* _Figure data in JSON_
* * * *
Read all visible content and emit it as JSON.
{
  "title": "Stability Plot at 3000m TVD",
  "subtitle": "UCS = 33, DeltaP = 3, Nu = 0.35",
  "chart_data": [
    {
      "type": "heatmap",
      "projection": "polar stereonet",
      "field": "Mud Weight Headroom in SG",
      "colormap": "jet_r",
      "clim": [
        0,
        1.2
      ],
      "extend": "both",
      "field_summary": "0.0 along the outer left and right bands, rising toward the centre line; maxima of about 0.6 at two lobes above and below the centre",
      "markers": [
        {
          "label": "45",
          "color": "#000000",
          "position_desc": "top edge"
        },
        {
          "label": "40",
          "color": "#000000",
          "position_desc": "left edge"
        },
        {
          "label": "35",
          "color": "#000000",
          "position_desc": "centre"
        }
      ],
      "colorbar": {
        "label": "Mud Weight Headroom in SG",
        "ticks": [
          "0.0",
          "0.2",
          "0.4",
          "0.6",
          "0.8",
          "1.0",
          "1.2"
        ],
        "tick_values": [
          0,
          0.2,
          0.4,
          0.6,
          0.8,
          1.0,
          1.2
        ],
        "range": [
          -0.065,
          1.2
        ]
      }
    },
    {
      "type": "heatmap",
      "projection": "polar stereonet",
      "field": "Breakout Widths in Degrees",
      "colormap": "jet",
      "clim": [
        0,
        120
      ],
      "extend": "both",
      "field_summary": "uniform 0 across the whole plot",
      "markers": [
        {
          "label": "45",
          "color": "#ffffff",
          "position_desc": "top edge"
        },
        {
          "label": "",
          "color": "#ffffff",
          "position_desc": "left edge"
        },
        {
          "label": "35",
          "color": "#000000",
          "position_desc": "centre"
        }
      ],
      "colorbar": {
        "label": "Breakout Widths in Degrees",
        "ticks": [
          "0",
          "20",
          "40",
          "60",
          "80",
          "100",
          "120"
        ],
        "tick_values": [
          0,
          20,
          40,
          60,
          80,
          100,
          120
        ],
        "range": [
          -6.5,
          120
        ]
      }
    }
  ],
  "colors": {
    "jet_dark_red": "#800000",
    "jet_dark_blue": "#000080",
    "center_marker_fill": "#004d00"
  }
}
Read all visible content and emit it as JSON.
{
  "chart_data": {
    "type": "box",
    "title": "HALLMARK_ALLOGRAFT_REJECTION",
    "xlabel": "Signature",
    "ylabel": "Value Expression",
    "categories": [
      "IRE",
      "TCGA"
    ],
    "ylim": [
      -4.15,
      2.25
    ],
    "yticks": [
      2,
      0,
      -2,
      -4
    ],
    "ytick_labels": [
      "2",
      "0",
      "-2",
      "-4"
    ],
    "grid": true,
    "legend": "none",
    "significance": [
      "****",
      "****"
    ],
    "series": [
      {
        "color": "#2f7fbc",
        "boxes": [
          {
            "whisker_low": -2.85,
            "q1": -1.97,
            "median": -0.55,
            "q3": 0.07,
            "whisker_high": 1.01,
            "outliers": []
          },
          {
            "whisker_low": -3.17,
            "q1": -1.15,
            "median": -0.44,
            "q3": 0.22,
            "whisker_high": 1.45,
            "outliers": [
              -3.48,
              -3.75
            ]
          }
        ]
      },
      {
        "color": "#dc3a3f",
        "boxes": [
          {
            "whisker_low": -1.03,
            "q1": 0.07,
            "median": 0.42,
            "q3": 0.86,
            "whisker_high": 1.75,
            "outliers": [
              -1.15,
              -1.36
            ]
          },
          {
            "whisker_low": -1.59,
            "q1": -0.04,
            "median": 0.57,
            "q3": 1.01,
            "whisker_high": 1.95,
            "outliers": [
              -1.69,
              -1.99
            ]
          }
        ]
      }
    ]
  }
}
* * * *
* _AIM_
Each line of the material above needs to be quoted exactly, please.

* _ANSWER TO THIS PROBLEM_
Read all visible content and emit it as JSON.
{
  "title": "Stability Plot at 3000m TVD",
  "subtitle": "UCS = 33, DeltaP = 3, Nu = 0.35",
  "chart_data": [
    {
      "type": "heatmap",
      "projection": "polar stereonet",
      "field": "Mud Weight Headroom in SG",
      "colormap": "jet_r",
      "clim": [
        0,
        1.2
      ],
      "extend": "both",
      "field_summary": "0.0 along the outer left and right bands, rising toward the centre line; maxima of about 0.6 at two lobes above and below the centre",
      "markers": [
        {
          "label": "45",
          "color": "#000000",
          "position_desc": "top edge"
        },
        {
          "label": "40",
          "color": "#000000",
          "position_desc": "left edge"
        },
        {
          "label": "35",
          "color": "#000000",
          "position_desc": "centre"
        }
      ],
      "colorbar": {
        "label": "Mud Weight Headroom in SG",
        "ticks": [
          "0.0",
          "0.2",
          "0.4",
          "0.6",
          "0.8",
          "1.0",
          "1.2"
        ],
        "tick_values": [
          0,
          0.2,
          0.4,
          0.6,
          0.8,
          1.0,
          1.2
        ],
        "range": [
          -0.065,
          1.2
        ]
      }
    },
    {
      "type": "heatmap",
      "projection": "polar stereonet",
      "field": "Breakout Widths in Degrees",
      "colormap": "jet",
      "clim": [
        0,
        120
      ],
      "extend": "both",
      "field_summary": "uniform 0 across the whole plot",
      "markers": [
        {
          "label": "45",
          "color": "#ffffff",
          "position_desc": "top edge"
        },
        {
          "label": "",
          "color": "#ffffff",
          "position_desc": "left edge"
        },
        {
          "label": "35",
          "color": "#000000",
          "position_desc": "centre"
        }
      ],
      "colorbar": {
        "label": "Breakout Widths in Degrees",
        "ticks": [
          "0",
          "20",
          "40",
          "60",
          "80",
          "100",
          "120"
        ],
        "tick_values": [
          0,
          20,
          40,
          60,
          80,
          100,
          120
        ],
        "range": [
          -6.5,
          120
        ]
      }
    }
  ],
  "colors": {
    "jet_dark_red": "#800000",
    "jet_dark_blue": "#000080",
    "center_marker_fill": "#004d00"
  }
}
Read all visible content and emit it as JSON.
{
  "chart_data": {
    "type": "box",
    "title": "HALLMARK_ALLOGRAFT_REJECTION",
    "xlabel": "Signature",
    "ylabel": "Value Expression",
    "categories": [
      "IRE",
      "TCGA"
    ],
    "ylim": [
      -4.15,
      2.25
    ],
    "yticks": [
      2,
      0,
      -2,
      -4
    ],
    "ytick_labels": [
      "2",
      "0",
      "-2",
      "-4"
    ],
    "grid": true,
    "legend": "none",
    "significance": [
      "****",
      "****"
    ],
    "series": [
      {
        "color": "#2f7fbc",
        "boxes": [
          {
            "whisker_low": -2.85,
            "q1": -1.97,
            "median": -0.55,
            "q3": 0.07,
            "whisker_high": 1.01,
            "outliers": []
          },
          {
            "whisker_low": -3.17,
            "q1": -1.15,
            "median": -0.44,
            "q3": 0.22,
            "whisker_high": 1.45,
            "outliers": [
              -3.48,
              -3.75
            ]
          }
        ]
      },
      {
        "color": "#dc3a3f",
        "boxes": [
          {
            "whisker_low": -1.03,
            "q1": 0.07,
            "median": 0.42,
            "q3": 0.86,
            "whisker_high": 1.75,
            "outliers": [
              -1.15,
              -1.36
            ]
          },
          {
            "whisker_low": -1.59,
            "q1": -0.04,
            "median": 0.57,
            "q3": 1.01,
            "whisker_high": 1.95,
            "outliers": [
              -1.69,
              -1.99
            ]
          }
        ]
      }
    ]
  }
}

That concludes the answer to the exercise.